WHAT THE TASK ASKS → Every entry below should be repeated exactly; the pictures should not.

★ ★ ★ ★

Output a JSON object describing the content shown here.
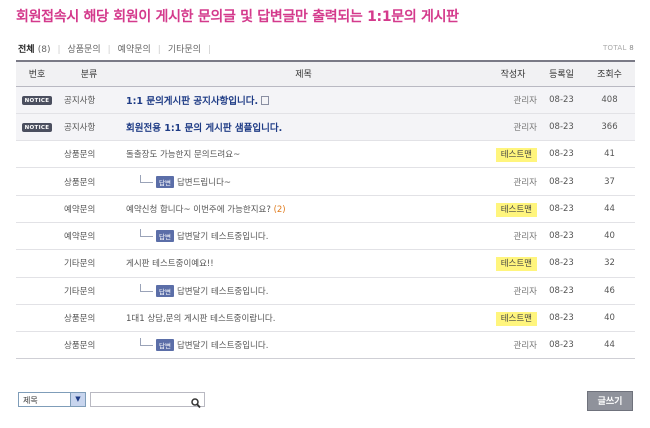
{
  "page_title": "회원접속시 해당 회원이 게시한 문의글 및 답변글만 출력되는 1:1문의 게시판",
  "categories": [
    {
      "label": "전체",
      "count": "(8)",
      "active": true
    },
    {
      "label": "상품문의"
    },
    {
      "label": "예약문의"
    },
    {
      "label": "기타문의"
    }
  ],
  "total": {
    "label": "TOTAL",
    "value": "8"
  },
  "table": {
    "headers": {
      "num": "번호",
      "category": "분류",
      "subject": "제목",
      "author": "작성자",
      "date": "등록일",
      "views": "조회수"
    },
    "notice_badge": "NOTICE",
    "reply_badge": "답변",
    "rows": [
      {
        "notice": true,
        "category": "공지사항",
        "subject": "1:1 문의게시판 공지사항입니다.",
        "has_file": true,
        "author": "관리자",
        "date": "08-23",
        "views": "408"
      },
      {
        "notice": true,
        "category": "공지사항",
        "subject": "회원전용 1:1 문의 게시판 샘플입니다.",
        "author": "관리자",
        "date": "08-23",
        "views": "366"
      },
      {
        "category": "상품문의",
        "subject": "돌출장도 가능한지 문의드려요~",
        "author": "테스트맨",
        "highlight": true,
        "date": "08-23",
        "views": "41"
      },
      {
        "category": "상품문의",
        "reply": true,
        "subject": "답변드립니다~",
        "author": "관리자",
        "date": "08-23",
        "views": "37"
      },
      {
        "category": "예약문의",
        "subject": "예약신청 합니다~ 이번주에 가능한지요?",
        "comments": "(2)",
        "author": "테스트맨",
        "highlight": true,
        "date": "08-23",
        "views": "44"
      },
      {
        "category": "예약문의",
        "reply": true,
        "subject": "답변달기 테스트중입니다.",
        "author": "관리자",
        "date": "08-23",
        "views": "40"
      },
      {
        "category": "기타문의",
        "subject": "게시판 테스트중이예요!!",
        "author": "테스트맨",
        "highlight": true,
        "date": "08-23",
        "views": "32"
      },
      {
        "category": "기타문의",
        "reply": true,
        "subject": "답변달기 테스트중입니다.",
        "author": "관리자",
        "date": "08-23",
        "views": "46"
      },
      {
        "category": "상품문의",
        "subject": "1대1 상담,문의 게시판 테스트중이랍니다.",
        "author": "테스트맨",
        "highlight": true,
        "date": "08-23",
        "views": "40"
      },
      {
        "category": "상품문의",
        "reply": true,
        "subject": "답변달기 테스트중입니다.",
        "author": "관리자",
        "date": "08-23",
        "views": "44"
      }
    ]
  },
  "search": {
    "select_value": "제목",
    "input_value": ""
  },
  "write_button": "글쓰기",
  "colors": {
    "title": "#d43a8c",
    "notice_subject": "#1f3c86",
    "highlight": "#fff57d",
    "comment": "#e07b1c"
  }
}
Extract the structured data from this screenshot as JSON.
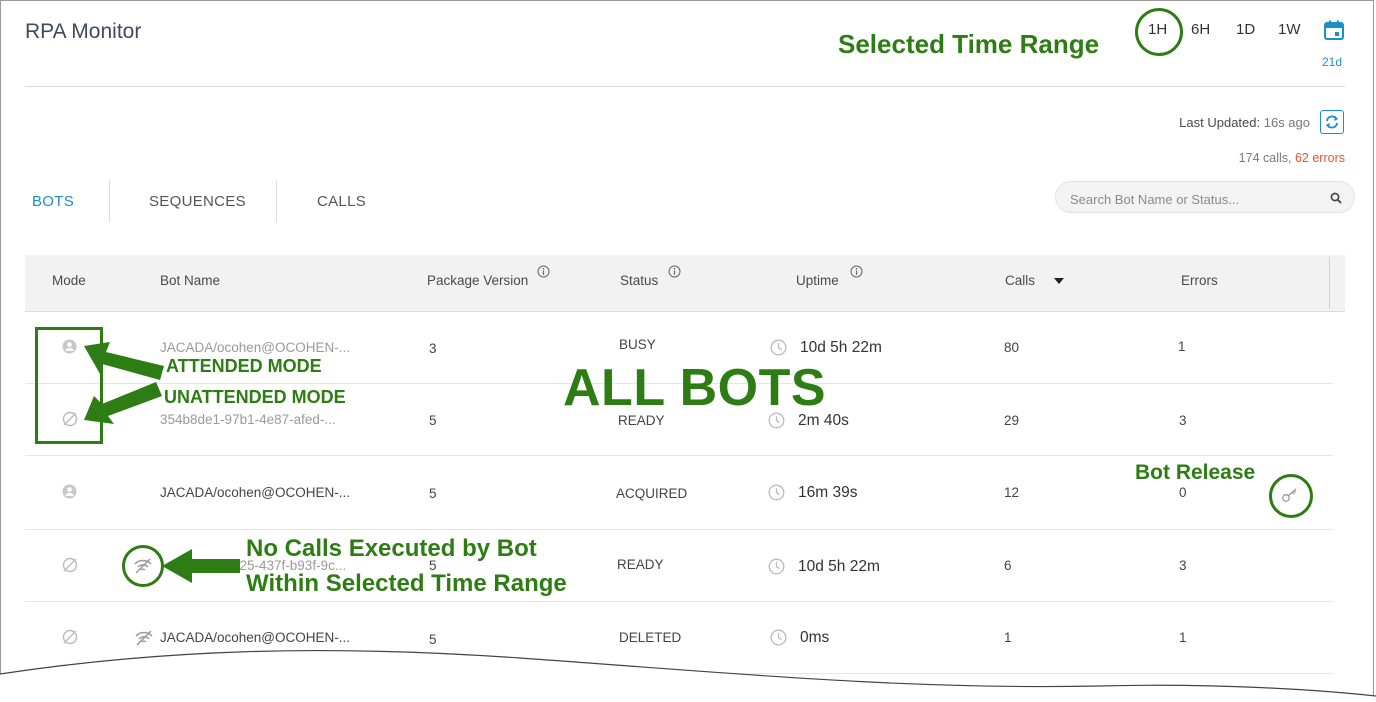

★ ★ ★ ★

ANSWER TO THIS TASK →
Output a JSON object describing the content shown here.
{
  "page_title": "회원접속시 해당 회원이 게시한 문의글 및 답변글만 출력되는 1:1문의 게시판",
  "categories": [
    {
      "label": "전체",
      "count": "(8)",
      "active": true
    },
    {
      "label": "상품문의"
    },
    {
      "label": "예약문의"
    },
    {
      "label": "기타문의"
    }
  ],
  "total": {
    "label": "TOTAL",
    "value": "8"
  },
  "table": {
    "headers": {
      "num": "번호",
      "category": "분류",
      "subject": "제목",
      "author": "작성자",
      "date": "등록일",
      "views": "조회수"
    },
    "notice_badge": "NOTICE",
    "reply_badge": "답변",
    "rows": [
      {
        "notice": true,
        "category": "공지사항",
        "subject": "1:1 문의게시판 공지사항입니다.",
        "has_file": true,
        "author": "관리자",
        "date": "08-23",
        "views": "408"
      },
      {
        "notice": true,
        "category": "공지사항",
        "subject": "회원전용 1:1 문의 게시판 샘플입니다.",
        "author": "관리자",
        "date": "08-23",
        "views": "366"
      },
      {
        "category": "상품문의",
        "subject": "돌출장도 가능한지 문의드려요~",
        "author": "테스트맨",
        "highlight": true,
        "date": "08-23",
        "views": "41"
      },
      {
        "category": "상품문의",
        "reply": true,
        "subject": "답변드립니다~",
        "author": "관리자",
        "date": "08-23",
        "views": "37"
      },
      {
        "category": "예약문의",
        "subject": "예약신청 합니다~ 이번주에 가능한지요?",
        "comments": "(2)",
        "author": "테스트맨",
        "highlight": true,
        "date": "08-23",
        "views": "44"
      },
      {
        "category": "예약문의",
        "reply": true,
        "subject": "답변달기 테스트중입니다.",
        "author": "관리자",
        "date": "08-23",
        "views": "40"
      },
      {
        "category": "기타문의",
        "subject": "게시판 테스트중이예요!!",
        "author": "테스트맨",
        "highlight": true,
        "date": "08-23",
        "views": "32"
      },
      {
        "category": "기타문의",
        "reply": true,
        "subject": "답변달기 테스트중입니다.",
        "author": "관리자",
        "date": "08-23",
        "views": "46"
      },
      {
        "category": "상품문의",
        "subject": "1대1 상담,문의 게시판 테스트중이랍니다.",
        "author": "테스트맨",
        "highlight": true,
        "date": "08-23",
        "views": "40"
      },
      {
        "category": "상품문의",
        "reply": true,
        "subject": "답변달기 테스트중입니다.",
        "author": "관리자",
        "date": "08-23",
        "views": "44"
      }
    ]
  },
  "search": {
    "select_value": "제목",
    "input_value": ""
  },
  "write_button": "글쓰기",
  "colors": {
    "title": "#d43a8c",
    "notice_subject": "#1f3c86",
    "highlight": "#fff57d",
    "comment": "#e07b1c"
  }
}
Extract the structured data from this screenshot as JSON.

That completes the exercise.